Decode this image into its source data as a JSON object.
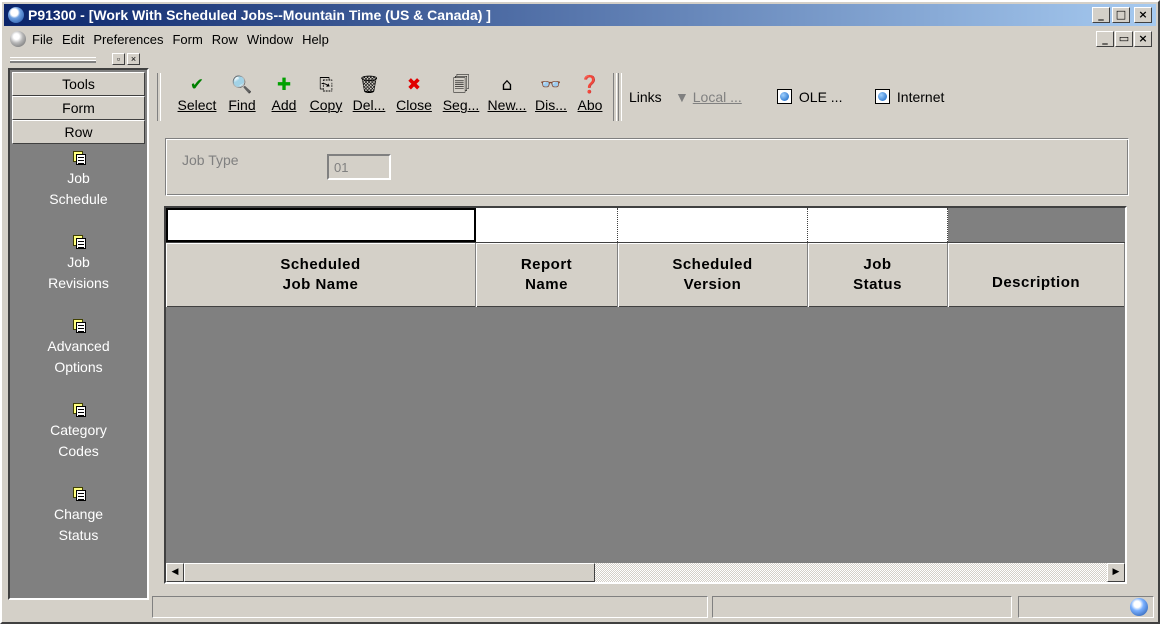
{
  "window": {
    "title": "P91300 - [Work With Scheduled Jobs--Mountain Time (US & Canada)  ]",
    "minimize": "_",
    "maximize": "□",
    "close": "×",
    "restore": "▭"
  },
  "menubar": {
    "items": [
      "File",
      "Edit",
      "Preferences",
      "Form",
      "Row",
      "Window",
      "Help"
    ]
  },
  "exitbar": {
    "buttons": [
      "Tools",
      "Form",
      "Row"
    ],
    "items": [
      {
        "label": "Job\nSchedule",
        "icon": "row-exit-icon"
      },
      {
        "label": "Job\nRevisions",
        "icon": "row-exit-icon"
      },
      {
        "label": "Advanced\nOptions",
        "icon": "row-exit-icon"
      },
      {
        "label": "Category\nCodes",
        "icon": "row-exit-icon"
      },
      {
        "label": "Change\nStatus",
        "icon": "row-exit-icon"
      }
    ]
  },
  "toolbar": {
    "buttons": [
      {
        "label": "Select",
        "icon": "✔",
        "color": "#008000"
      },
      {
        "label": "Find",
        "icon": "🔍",
        "color": "#000000"
      },
      {
        "label": "Add",
        "icon": "✚",
        "color": "#00a000"
      },
      {
        "label": "Copy",
        "icon": "⎘",
        "color": "#000000"
      },
      {
        "label": "Del...",
        "icon": "🗑",
        "color": "#000000"
      },
      {
        "label": "Close",
        "icon": "✖",
        "color": "#e00000"
      },
      {
        "label": "Seg...",
        "icon": "🗐",
        "color": "#000000"
      },
      {
        "label": "New...",
        "icon": "⌂",
        "color": "#000000"
      },
      {
        "label": "Dis...",
        "icon": "👓",
        "color": "#c00000"
      },
      {
        "label": "Abo",
        "icon": "❓",
        "color": "#000080"
      }
    ],
    "links_label": "Links",
    "local_label": "Local ...",
    "ole_label": "OLE ...",
    "internet_label": "Internet"
  },
  "filter": {
    "job_type_label": "Job Type",
    "job_type_value": "01"
  },
  "grid": {
    "columns": [
      "Scheduled\nJob Name",
      "Report\nName",
      "Scheduled\nVersion",
      "Job\nStatus",
      "Description"
    ],
    "rows": []
  },
  "colors": {
    "face": "#d4d0c8",
    "grid_background": "#808080",
    "title_start": "#0a246a",
    "title_end": "#a6caf0"
  }
}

AIM -
Generate a word-for-word copy of the preceding records, excluding all pictures.

TASK RESPONSE -
Decode this image into its source data as a JSON object.
{
  "window": {
    "title": "P91300 - [Work With Scheduled Jobs--Mountain Time (US & Canada)  ]",
    "minimize": "_",
    "maximize": "□",
    "close": "×",
    "restore": "▭"
  },
  "menubar": {
    "items": [
      "File",
      "Edit",
      "Preferences",
      "Form",
      "Row",
      "Window",
      "Help"
    ]
  },
  "exitbar": {
    "buttons": [
      "Tools",
      "Form",
      "Row"
    ],
    "items": [
      {
        "label": "Job\nSchedule",
        "icon": "row-exit-icon"
      },
      {
        "label": "Job\nRevisions",
        "icon": "row-exit-icon"
      },
      {
        "label": "Advanced\nOptions",
        "icon": "row-exit-icon"
      },
      {
        "label": "Category\nCodes",
        "icon": "row-exit-icon"
      },
      {
        "label": "Change\nStatus",
        "icon": "row-exit-icon"
      }
    ]
  },
  "toolbar": {
    "buttons": [
      {
        "label": "Select",
        "icon": "✔",
        "color": "#008000"
      },
      {
        "label": "Find",
        "icon": "🔍",
        "color": "#000000"
      },
      {
        "label": "Add",
        "icon": "✚",
        "color": "#00a000"
      },
      {
        "label": "Copy",
        "icon": "⎘",
        "color": "#000000"
      },
      {
        "label": "Del...",
        "icon": "🗑",
        "color": "#000000"
      },
      {
        "label": "Close",
        "icon": "✖",
        "color": "#e00000"
      },
      {
        "label": "Seg...",
        "icon": "🗐",
        "color": "#000000"
      },
      {
        "label": "New...",
        "icon": "⌂",
        "color": "#000000"
      },
      {
        "label": "Dis...",
        "icon": "👓",
        "color": "#c00000"
      },
      {
        "label": "Abo",
        "icon": "❓",
        "color": "#000080"
      }
    ],
    "links_label": "Links",
    "local_label": "Local ...",
    "ole_label": "OLE ...",
    "internet_label": "Internet"
  },
  "filter": {
    "job_type_label": "Job Type",
    "job_type_value": "01"
  },
  "grid": {
    "columns": [
      "Scheduled\nJob Name",
      "Report\nName",
      "Scheduled\nVersion",
      "Job\nStatus",
      "Description"
    ],
    "rows": []
  },
  "colors": {
    "face": "#d4d0c8",
    "grid_background": "#808080",
    "title_start": "#0a246a",
    "title_end": "#a6caf0"
  }
}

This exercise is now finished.